[start Entries shown]

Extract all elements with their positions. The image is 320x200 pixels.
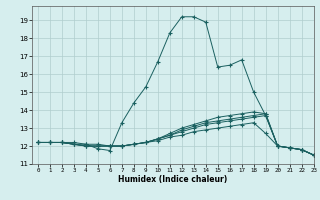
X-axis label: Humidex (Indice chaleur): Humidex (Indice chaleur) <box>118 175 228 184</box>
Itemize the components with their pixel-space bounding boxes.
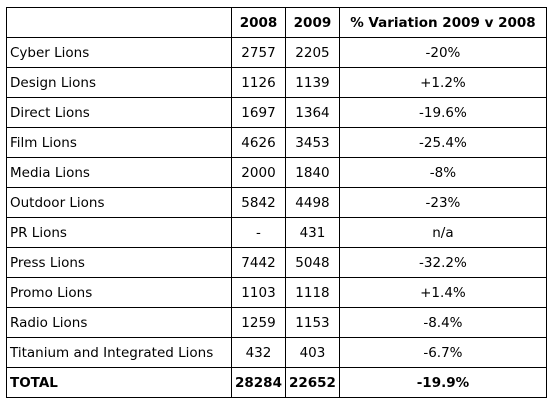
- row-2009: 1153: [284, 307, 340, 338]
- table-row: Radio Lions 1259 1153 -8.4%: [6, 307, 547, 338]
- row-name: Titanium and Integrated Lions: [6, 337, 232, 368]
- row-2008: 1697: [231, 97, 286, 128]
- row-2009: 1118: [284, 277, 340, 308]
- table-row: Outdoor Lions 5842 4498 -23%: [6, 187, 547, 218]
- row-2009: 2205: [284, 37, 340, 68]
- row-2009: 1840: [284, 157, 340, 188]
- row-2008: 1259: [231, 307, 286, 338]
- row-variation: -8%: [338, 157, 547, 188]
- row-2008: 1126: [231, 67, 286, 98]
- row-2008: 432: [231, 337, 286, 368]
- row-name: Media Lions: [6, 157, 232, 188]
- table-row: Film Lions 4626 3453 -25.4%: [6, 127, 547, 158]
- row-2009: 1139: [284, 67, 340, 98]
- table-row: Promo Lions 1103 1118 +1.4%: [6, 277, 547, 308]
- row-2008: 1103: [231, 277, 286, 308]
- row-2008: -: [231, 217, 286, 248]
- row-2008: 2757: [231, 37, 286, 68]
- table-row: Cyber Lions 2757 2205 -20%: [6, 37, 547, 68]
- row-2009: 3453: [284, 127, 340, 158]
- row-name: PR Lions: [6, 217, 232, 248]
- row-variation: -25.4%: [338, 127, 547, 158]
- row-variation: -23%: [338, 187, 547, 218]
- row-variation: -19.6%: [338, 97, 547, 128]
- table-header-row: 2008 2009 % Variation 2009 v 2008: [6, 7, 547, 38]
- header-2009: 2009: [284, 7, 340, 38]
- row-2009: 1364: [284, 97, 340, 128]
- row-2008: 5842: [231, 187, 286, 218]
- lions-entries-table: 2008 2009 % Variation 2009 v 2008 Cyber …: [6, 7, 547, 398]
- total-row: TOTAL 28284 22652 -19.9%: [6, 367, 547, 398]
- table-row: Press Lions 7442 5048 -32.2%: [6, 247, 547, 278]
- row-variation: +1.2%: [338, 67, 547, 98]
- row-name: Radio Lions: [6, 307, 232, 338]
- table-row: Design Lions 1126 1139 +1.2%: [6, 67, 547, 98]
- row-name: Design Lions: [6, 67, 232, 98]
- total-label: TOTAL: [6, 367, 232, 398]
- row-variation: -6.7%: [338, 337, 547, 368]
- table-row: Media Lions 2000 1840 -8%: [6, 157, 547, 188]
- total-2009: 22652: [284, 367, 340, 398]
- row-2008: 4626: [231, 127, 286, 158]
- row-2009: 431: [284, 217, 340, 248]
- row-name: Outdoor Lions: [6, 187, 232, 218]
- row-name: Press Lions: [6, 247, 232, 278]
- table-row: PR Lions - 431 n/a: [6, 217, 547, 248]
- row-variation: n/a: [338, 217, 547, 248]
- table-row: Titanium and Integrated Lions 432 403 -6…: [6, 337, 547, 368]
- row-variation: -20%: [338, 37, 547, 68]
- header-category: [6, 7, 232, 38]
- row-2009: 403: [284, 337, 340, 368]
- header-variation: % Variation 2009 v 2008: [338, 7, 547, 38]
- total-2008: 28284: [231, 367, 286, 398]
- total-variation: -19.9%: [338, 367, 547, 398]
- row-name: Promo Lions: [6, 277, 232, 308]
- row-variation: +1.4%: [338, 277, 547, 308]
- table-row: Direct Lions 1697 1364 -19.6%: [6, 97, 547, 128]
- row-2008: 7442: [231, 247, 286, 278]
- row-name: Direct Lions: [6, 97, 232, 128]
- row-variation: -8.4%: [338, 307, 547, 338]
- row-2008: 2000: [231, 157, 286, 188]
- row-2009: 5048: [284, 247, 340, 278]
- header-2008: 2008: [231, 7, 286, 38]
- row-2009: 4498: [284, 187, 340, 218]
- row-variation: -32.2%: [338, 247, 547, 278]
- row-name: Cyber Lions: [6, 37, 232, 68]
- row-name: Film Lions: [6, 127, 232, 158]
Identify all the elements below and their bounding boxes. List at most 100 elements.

[end Entries shown]
[start Entries shown]

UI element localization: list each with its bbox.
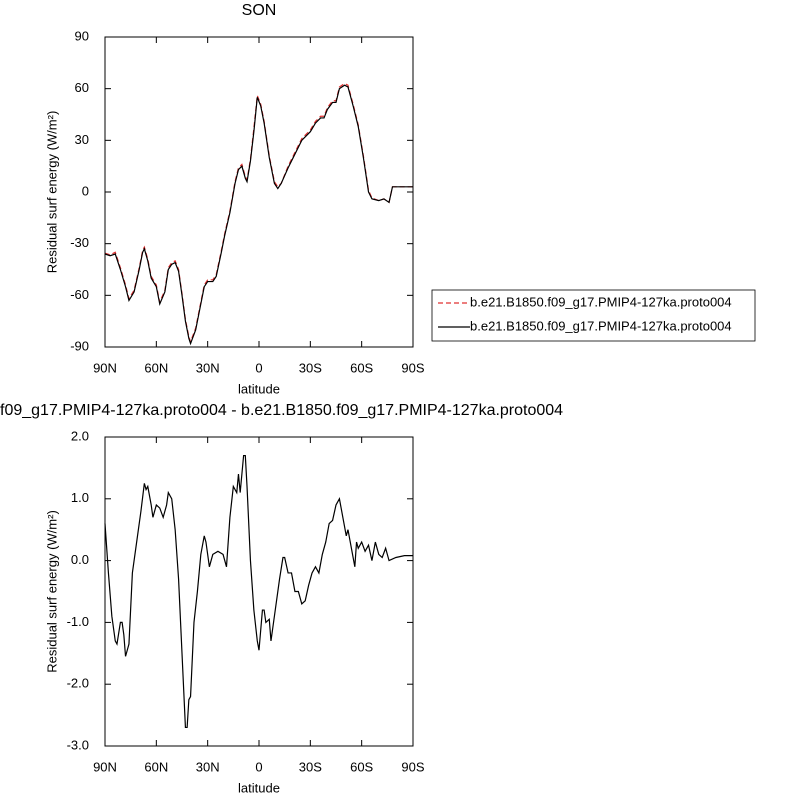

[end Entries shown]

→ Problem description
Reproduce word for word the listing lines from the one containing "Extract all elements" through the one containing "X-axis label: Humidex", both included, and omit the pictures.

→ The output
Extract all elements with their positions. The image is 320x200 pixels.
X-axis label: Humidex (Indice chaleur): Humidex (Indice chaleur) <box>118 175 228 184</box>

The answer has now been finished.